Provided entries -
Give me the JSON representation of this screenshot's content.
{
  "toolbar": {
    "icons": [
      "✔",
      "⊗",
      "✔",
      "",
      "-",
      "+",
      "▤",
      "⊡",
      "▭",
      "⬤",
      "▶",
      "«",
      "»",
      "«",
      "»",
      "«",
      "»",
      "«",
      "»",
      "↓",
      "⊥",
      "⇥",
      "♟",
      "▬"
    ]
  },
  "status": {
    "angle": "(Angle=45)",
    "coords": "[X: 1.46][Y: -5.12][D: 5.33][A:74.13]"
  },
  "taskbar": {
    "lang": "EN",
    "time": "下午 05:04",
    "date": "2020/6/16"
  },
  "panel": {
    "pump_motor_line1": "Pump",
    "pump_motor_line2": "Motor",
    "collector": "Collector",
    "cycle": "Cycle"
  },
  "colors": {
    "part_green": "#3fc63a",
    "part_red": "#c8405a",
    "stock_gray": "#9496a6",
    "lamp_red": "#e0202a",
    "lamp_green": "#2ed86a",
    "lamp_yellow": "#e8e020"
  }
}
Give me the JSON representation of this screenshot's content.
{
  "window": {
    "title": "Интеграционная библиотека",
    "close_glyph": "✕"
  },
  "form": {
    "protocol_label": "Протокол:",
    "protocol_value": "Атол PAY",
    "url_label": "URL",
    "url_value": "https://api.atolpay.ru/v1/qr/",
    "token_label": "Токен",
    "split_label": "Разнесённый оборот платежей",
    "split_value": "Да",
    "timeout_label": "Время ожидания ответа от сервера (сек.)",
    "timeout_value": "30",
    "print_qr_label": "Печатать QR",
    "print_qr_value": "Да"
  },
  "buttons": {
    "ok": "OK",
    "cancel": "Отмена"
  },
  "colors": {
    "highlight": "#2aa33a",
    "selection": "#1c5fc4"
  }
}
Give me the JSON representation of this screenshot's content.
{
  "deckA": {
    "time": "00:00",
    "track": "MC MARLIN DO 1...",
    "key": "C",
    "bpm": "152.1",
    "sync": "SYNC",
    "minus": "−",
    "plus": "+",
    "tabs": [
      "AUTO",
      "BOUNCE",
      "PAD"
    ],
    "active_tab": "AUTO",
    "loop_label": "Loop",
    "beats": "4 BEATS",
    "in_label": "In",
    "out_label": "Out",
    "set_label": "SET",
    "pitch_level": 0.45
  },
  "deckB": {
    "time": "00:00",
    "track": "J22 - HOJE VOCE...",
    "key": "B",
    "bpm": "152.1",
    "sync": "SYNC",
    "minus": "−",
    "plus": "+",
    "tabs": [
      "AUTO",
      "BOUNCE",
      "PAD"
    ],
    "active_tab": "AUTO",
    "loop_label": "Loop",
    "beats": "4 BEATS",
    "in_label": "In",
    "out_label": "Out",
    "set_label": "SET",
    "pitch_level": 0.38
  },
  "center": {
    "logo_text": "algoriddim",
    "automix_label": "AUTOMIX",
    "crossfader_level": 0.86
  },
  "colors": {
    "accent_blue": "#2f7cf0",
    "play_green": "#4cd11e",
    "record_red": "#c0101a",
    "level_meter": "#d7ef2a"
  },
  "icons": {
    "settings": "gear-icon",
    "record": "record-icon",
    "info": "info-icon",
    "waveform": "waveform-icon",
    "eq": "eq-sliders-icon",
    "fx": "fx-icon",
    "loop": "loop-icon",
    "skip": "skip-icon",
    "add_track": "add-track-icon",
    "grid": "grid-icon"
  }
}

Short task -
Give every line of the material again, exactly as it reads.

Solution to the exercise -
Give me the JSON representation of this screenshot's content.
{
  "toolbar": {
    "icons": [
      "✔",
      "⊗",
      "✔",
      "",
      "-",
      "+",
      "▤",
      "⊡",
      "▭",
      "⬤",
      "▶",
      "«",
      "»",
      "«",
      "»",
      "«",
      "»",
      "«",
      "»",
      "↓",
      "⊥",
      "⇥",
      "♟",
      "▬"
    ]
  },
  "status": {
    "angle": "(Angle=45)",
    "coords": "[X: 1.46][Y: -5.12][D: 5.33][A:74.13]"
  },
  "taskbar": {
    "lang": "EN",
    "time": "下午 05:04",
    "date": "2020/6/16"
  },
  "panel": {
    "pump_motor_line1": "Pump",
    "pump_motor_line2": "Motor",
    "collector": "Collector",
    "cycle": "Cycle"
  },
  "colors": {
    "part_green": "#3fc63a",
    "part_red": "#c8405a",
    "stock_gray": "#9496a6",
    "lamp_red": "#e0202a",
    "lamp_green": "#2ed86a",
    "lamp_yellow": "#e8e020"
  }
}
Give me the JSON representation of this screenshot's content.
{
  "window": {
    "title": "Интеграционная библиотека",
    "close_glyph": "✕"
  },
  "form": {
    "protocol_label": "Протокол:",
    "protocol_value": "Атол PAY",
    "url_label": "URL",
    "url_value": "https://api.atolpay.ru/v1/qr/",
    "token_label": "Токен",
    "split_label": "Разнесённый оборот платежей",
    "split_value": "Да",
    "timeout_label": "Время ожидания ответа от сервера (сек.)",
    "timeout_value": "30",
    "print_qr_label": "Печатать QR",
    "print_qr_value": "Да"
  },
  "buttons": {
    "ok": "OK",
    "cancel": "Отмена"
  },
  "colors": {
    "highlight": "#2aa33a",
    "selection": "#1c5fc4"
  }
}
Give me the JSON representation of this screenshot's content.
{
  "deckA": {
    "time": "00:00",
    "track": "MC MARLIN DO 1...",
    "key": "C",
    "bpm": "152.1",
    "sync": "SYNC",
    "minus": "−",
    "plus": "+",
    "tabs": [
      "AUTO",
      "BOUNCE",
      "PAD"
    ],
    "active_tab": "AUTO",
    "loop_label": "Loop",
    "beats": "4 BEATS",
    "in_label": "In",
    "out_label": "Out",
    "set_label": "SET",
    "pitch_level": 0.45
  },
  "deckB": {
    "time": "00:00",
    "track": "J22 - HOJE VOCE...",
    "key": "B",
    "bpm": "152.1",
    "sync": "SYNC",
    "minus": "−",
    "plus": "+",
    "tabs": [
      "AUTO",
      "BOUNCE",
      "PAD"
    ],
    "active_tab": "AUTO",
    "loop_label": "Loop",
    "beats": "4 BEATS",
    "in_label": "In",
    "out_label": "Out",
    "set_label": "SET",
    "pitch_level": 0.38
  },
  "center": {
    "logo_text": "algoriddim",
    "automix_label": "AUTOMIX",
    "crossfader_level": 0.86
  },
  "colors": {
    "accent_blue": "#2f7cf0",
    "play_green": "#4cd11e",
    "record_red": "#c0101a",
    "level_meter": "#d7ef2a"
  },
  "icons": {
    "settings": "gear-icon",
    "record": "record-icon",
    "info": "info-icon",
    "waveform": "waveform-icon",
    "eq": "eq-sliders-icon",
    "fx": "fx-icon",
    "loop": "loop-icon",
    "skip": "skip-icon",
    "add_track": "add-track-icon",
    "grid": "grid-icon"
  }
}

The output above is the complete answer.